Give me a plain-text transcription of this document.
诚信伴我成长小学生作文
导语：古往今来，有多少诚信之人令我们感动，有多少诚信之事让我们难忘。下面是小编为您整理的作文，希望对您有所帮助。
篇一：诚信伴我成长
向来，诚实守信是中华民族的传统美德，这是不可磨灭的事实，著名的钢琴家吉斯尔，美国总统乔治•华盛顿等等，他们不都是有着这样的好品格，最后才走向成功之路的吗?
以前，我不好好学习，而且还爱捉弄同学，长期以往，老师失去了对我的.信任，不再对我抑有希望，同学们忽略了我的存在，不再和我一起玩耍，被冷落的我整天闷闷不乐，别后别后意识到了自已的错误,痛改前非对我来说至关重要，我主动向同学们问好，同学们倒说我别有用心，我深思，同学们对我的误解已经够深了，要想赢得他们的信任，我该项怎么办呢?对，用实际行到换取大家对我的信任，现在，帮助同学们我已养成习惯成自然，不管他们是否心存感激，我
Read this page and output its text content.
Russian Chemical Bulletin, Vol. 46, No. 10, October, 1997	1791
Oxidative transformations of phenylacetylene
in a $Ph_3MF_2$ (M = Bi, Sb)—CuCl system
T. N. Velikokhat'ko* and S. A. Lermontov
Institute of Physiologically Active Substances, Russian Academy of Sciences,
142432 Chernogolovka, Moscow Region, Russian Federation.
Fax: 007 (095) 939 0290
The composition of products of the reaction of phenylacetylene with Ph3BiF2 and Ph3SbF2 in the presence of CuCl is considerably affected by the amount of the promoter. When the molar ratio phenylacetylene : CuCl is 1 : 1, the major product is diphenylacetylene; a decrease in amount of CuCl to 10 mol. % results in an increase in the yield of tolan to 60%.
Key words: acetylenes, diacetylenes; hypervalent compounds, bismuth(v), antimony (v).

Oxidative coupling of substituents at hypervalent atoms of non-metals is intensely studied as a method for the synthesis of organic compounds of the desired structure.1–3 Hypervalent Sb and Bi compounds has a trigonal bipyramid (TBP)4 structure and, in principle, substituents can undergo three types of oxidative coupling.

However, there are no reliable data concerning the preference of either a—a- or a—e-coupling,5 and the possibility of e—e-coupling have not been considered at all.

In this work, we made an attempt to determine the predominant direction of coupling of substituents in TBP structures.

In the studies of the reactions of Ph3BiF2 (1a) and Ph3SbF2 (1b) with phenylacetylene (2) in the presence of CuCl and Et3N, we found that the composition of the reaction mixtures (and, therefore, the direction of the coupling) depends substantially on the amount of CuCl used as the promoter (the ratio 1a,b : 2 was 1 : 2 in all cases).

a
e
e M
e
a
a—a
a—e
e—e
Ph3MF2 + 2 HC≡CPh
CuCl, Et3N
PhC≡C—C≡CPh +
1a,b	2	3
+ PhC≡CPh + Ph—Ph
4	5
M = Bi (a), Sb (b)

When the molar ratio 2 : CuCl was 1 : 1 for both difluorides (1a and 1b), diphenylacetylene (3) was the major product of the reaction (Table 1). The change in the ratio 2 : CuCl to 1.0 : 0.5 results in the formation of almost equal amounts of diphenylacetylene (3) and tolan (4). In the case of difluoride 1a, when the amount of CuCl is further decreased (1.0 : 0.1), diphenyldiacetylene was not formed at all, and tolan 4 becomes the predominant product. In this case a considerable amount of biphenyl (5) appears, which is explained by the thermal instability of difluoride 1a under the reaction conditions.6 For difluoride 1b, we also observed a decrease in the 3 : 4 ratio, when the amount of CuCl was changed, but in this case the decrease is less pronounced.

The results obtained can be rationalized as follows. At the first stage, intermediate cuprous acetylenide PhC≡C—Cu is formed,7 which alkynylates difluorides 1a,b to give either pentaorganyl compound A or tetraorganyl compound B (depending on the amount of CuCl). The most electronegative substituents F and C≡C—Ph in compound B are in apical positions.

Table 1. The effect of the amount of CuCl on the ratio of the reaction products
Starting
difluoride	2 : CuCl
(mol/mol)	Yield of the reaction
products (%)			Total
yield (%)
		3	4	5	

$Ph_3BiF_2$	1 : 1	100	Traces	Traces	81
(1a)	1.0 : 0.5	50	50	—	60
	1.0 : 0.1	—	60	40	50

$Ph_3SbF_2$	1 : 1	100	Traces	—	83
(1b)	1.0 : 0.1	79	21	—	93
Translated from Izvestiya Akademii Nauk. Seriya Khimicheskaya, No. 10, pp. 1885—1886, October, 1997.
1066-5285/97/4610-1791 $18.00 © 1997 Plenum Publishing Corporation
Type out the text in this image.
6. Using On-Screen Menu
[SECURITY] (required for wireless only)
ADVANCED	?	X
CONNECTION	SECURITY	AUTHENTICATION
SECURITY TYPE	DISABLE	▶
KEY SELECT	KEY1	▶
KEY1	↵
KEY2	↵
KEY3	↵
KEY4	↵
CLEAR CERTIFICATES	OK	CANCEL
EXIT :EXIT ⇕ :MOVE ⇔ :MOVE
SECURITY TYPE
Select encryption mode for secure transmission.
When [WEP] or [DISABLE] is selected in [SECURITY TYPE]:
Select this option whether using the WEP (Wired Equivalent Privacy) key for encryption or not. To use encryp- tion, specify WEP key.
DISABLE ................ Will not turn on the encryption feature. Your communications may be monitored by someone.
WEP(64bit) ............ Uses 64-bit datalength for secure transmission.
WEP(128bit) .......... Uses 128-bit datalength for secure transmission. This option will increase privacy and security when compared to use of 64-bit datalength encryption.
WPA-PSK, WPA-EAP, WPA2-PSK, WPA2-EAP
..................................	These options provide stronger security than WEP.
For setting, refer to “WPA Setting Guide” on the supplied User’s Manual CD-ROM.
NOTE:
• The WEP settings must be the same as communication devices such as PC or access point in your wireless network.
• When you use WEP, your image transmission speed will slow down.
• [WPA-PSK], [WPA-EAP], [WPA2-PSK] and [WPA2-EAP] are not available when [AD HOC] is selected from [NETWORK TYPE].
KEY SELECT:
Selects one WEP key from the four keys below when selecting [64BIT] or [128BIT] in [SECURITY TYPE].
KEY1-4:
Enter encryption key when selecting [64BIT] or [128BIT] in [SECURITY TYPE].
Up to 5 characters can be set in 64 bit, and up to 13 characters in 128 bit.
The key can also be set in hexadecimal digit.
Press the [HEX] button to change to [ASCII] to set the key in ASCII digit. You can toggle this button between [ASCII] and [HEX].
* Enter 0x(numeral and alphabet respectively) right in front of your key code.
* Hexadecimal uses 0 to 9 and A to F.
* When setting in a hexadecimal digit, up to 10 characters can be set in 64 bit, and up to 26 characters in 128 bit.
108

◆ Aim
Gather all lines from the records above in which "digit" appears.

◆ Result of this exercise
The key can also be set in hexadecimal digit.
Press the [HEX] button to change to [ASCII] to set the key in ASCII digit. You can toggle this button between [ASCII] and [HEX].
* When setting in a hexadecimal digit, up to 10 characters can be set in 64 bit, and up to 26 characters in 128 bit.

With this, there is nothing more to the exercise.